◆ Given exercise A
Copy the listing below verbatim, beginning with its first line and ending with the line that contains "row-value: $20,000.00 [380,958,461,975]", both included.

==== Document section

[PATCH 0/7] efi: Various tidy-ups and drop the default

Simon Glass sjg at chromium.org
Mon Jun 28 18:26:35 CEST 2021


Hi Heinrich,

On Mon, 28 Jun 2021 at 09:20, Heinrich Schuchardt <xypron.glpk at gmx.de> wrote:
>
> On 6/28/21 4:18 PM, Simon Glass wrote:
> > Hi Tom, Mark,
> >
> > On Mon, 28 Jun 2021 at 07:37, Tom Rini <trini at konsulko.com> wrote:
> >>
> >> On Mon, Jun 28, 2021 at 10:38:50AM +0200, Mark Kettenis wrote:
> >>>> From: Simon Glass <sjg at chromium.org>
> >>>> Date: Sun, 27 Jun 2021 19:48:34 -0600
> >>>>
> >>>> It has come to light that EFI_LOADER adds an extraordinary amount of
> >>>> code to U-Boot. For example, with nokia_rx51 the size delta is about
> >>>> 90KB. About 170 boards explicitly disable the option, but is is clear
> >>>> that many more could, thus saving image size and boot time.

========

◆ Given exercise B
List every person named in the email above.

==== Data for this task

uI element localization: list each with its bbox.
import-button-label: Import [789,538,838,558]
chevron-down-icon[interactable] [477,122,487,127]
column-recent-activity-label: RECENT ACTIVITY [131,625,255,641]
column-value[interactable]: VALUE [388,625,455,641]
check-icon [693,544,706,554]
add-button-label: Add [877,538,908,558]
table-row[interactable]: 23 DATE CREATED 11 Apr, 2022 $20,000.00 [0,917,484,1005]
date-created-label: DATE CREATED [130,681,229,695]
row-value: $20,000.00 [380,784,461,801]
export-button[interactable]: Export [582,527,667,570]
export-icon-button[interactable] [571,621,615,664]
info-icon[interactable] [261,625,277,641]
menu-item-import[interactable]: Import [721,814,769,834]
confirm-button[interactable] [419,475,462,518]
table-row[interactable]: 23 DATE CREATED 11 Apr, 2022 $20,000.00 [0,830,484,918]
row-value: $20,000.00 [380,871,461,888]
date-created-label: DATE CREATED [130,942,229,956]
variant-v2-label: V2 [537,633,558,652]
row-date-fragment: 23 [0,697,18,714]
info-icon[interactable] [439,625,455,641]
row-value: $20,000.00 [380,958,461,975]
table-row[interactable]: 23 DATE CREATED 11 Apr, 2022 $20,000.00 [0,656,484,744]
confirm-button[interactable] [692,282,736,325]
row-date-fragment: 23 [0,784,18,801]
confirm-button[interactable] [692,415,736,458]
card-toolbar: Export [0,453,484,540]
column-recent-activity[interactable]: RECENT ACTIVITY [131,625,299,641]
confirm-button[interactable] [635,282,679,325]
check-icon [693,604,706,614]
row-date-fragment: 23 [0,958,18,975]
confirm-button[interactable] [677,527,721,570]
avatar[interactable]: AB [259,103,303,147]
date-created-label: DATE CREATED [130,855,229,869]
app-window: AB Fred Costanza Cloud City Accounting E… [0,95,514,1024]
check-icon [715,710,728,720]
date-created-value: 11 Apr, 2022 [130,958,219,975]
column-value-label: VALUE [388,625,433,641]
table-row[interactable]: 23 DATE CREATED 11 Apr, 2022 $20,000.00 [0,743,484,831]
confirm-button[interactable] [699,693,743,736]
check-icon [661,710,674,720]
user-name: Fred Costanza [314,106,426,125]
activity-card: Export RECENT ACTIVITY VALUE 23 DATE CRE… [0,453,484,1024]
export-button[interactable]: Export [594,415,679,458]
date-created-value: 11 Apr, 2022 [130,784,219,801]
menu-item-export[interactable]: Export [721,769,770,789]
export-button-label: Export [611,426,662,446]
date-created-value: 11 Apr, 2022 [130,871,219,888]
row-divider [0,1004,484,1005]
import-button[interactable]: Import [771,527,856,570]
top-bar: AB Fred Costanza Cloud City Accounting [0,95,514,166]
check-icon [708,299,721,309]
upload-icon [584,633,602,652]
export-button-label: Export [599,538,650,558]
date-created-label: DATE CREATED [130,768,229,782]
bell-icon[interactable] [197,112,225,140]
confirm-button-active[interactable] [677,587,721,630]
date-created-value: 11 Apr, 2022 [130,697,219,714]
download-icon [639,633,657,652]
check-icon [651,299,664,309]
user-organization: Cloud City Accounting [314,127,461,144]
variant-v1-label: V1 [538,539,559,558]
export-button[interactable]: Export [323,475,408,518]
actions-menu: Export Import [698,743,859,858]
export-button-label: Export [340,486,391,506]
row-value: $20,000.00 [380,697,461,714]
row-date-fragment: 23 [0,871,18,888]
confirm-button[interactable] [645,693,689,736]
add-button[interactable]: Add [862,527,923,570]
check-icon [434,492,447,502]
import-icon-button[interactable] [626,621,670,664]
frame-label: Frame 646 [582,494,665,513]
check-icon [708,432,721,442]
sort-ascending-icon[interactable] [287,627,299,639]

========

◆ Written solution A
uI element localization: list each with its bbox.
import-button-label: Import [789,538,838,558]
chevron-down-icon[interactable] [477,122,487,127]
column-recent-activity-label: RECENT ACTIVITY [131,625,255,641]
column-value[interactable]: VALUE [388,625,455,641]
check-icon [693,544,706,554]
add-button-label: Add [877,538,908,558]
table-row[interactable]: 23 DATE CREATED 11 Apr, 2022 $20,000.00 [0,917,484,1005]
date-created-label: DATE CREATED [130,681,229,695]
row-value: $20,000.00 [380,784,461,801]
export-button[interactable]: Export [582,527,667,570]
export-icon-button[interactable] [571,621,615,664]
info-icon[interactable] [261,625,277,641]
menu-item-import[interactable]: Import [721,814,769,834]
confirm-button[interactable] [419,475,462,518]
table-row[interactable]: 23 DATE CREATED 11 Apr, 2022 $20,000.00 [0,830,484,918]
row-value: $20,000.00 [380,871,461,888]
date-created-label: DATE CREATED [130,942,229,956]
variant-v2-label: V2 [537,633,558,652]
row-date-fragment: 23 [0,697,18,714]
info-icon[interactable] [439,625,455,641]
row-value: $20,000.00 [380,958,461,975]

◆ Written solution B
Simon Glass
Heinrich Schuchardt
Tom Rini
Mark Kettenis